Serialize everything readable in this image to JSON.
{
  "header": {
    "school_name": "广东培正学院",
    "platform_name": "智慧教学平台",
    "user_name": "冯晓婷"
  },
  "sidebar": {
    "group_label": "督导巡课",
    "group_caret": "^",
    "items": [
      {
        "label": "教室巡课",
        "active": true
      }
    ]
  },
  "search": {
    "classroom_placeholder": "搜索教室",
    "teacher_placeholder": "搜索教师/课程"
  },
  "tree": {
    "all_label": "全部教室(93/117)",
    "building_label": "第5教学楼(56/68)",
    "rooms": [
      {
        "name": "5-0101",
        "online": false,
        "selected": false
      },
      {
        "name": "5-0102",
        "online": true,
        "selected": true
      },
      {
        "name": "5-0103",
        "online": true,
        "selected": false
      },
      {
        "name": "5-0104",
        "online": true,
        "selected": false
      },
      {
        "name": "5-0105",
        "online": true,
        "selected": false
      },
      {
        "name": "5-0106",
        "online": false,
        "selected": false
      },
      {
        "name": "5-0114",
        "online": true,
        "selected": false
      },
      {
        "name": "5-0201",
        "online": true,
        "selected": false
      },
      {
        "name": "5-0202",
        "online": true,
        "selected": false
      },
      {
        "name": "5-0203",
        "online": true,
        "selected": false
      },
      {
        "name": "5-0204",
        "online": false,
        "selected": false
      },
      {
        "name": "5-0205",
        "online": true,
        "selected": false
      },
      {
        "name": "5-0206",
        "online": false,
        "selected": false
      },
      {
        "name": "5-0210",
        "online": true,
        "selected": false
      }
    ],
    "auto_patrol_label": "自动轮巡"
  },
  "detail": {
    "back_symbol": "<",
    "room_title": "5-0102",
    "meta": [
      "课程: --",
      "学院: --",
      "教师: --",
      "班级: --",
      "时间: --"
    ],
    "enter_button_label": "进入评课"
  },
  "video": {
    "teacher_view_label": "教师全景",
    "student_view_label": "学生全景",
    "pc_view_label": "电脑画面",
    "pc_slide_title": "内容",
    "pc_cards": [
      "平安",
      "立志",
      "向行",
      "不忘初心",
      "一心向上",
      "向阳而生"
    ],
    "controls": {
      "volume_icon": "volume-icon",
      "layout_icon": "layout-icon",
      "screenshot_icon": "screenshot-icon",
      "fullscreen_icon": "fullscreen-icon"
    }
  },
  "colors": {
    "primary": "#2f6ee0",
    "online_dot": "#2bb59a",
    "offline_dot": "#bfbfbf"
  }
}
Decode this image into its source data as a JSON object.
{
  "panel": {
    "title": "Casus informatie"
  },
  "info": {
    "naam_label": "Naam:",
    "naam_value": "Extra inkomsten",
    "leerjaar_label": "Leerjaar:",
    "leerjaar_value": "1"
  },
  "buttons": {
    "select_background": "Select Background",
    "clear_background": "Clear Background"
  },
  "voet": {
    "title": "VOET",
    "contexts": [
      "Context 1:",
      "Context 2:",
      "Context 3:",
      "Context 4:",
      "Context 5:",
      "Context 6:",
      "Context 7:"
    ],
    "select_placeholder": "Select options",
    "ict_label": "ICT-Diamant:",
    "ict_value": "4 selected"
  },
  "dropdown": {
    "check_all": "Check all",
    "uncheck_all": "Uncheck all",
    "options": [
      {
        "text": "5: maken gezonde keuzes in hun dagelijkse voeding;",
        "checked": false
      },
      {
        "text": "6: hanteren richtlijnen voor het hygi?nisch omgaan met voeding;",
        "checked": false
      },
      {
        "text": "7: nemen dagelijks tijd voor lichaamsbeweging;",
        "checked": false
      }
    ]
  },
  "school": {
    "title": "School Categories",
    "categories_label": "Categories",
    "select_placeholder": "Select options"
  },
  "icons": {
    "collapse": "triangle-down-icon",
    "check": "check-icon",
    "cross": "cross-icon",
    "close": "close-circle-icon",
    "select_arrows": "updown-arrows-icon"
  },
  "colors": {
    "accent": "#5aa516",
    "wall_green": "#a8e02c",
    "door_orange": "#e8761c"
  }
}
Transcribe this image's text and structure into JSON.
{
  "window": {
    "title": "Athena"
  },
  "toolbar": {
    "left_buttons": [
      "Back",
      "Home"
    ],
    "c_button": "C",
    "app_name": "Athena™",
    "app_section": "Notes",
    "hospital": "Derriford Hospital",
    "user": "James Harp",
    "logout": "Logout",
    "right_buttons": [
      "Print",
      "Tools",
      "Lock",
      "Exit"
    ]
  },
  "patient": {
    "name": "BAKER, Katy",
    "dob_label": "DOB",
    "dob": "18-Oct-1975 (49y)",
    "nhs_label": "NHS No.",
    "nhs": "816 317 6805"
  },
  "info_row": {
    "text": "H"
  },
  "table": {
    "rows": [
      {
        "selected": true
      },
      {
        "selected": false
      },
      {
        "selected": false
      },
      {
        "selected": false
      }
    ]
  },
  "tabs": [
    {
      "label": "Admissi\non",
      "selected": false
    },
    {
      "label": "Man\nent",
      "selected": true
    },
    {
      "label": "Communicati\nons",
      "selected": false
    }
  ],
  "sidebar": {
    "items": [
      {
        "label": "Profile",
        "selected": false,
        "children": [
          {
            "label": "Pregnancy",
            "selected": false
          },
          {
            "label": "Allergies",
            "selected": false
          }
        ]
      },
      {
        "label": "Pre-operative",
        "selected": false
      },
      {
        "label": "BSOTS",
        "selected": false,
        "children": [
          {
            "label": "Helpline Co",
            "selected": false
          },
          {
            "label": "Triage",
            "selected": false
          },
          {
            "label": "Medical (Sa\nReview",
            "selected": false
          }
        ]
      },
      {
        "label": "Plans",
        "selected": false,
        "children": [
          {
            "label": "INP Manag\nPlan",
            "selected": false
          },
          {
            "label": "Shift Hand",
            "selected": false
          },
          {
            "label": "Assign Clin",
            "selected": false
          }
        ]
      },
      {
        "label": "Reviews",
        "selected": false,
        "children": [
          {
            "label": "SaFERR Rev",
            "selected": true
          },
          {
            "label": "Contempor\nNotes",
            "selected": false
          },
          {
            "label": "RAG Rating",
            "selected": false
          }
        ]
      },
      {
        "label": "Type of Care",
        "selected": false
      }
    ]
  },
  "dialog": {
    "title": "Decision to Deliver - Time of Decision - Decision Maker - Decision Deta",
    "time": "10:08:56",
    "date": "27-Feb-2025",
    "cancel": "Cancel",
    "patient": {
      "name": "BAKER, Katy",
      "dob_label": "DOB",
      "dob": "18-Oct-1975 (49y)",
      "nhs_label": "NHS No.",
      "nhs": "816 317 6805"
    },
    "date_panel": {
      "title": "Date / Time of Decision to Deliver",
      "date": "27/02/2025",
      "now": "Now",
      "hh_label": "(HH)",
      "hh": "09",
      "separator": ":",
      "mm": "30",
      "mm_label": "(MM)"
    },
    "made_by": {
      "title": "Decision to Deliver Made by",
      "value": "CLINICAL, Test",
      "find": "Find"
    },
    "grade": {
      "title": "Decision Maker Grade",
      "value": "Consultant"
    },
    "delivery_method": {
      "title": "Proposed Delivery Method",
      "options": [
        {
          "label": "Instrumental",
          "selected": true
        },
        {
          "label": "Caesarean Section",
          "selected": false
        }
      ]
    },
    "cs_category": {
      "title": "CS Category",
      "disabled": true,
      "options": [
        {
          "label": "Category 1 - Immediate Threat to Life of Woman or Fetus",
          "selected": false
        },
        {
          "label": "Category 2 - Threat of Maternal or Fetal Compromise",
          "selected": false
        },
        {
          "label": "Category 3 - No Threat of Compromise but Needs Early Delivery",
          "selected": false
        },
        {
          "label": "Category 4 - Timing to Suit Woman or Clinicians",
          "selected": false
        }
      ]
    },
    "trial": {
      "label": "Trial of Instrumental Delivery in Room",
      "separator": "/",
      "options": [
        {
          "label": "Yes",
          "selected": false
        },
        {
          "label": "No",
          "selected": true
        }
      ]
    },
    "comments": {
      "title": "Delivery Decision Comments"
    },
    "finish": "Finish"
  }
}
- - -
Task brief
Check all the records above and select each line where the string "Maker" is found.

Answer to the task
    "title": "Decision to Deliver - Time of Decision - Decision Maker - Decision Deta",
      "title": "Decision Maker Grade",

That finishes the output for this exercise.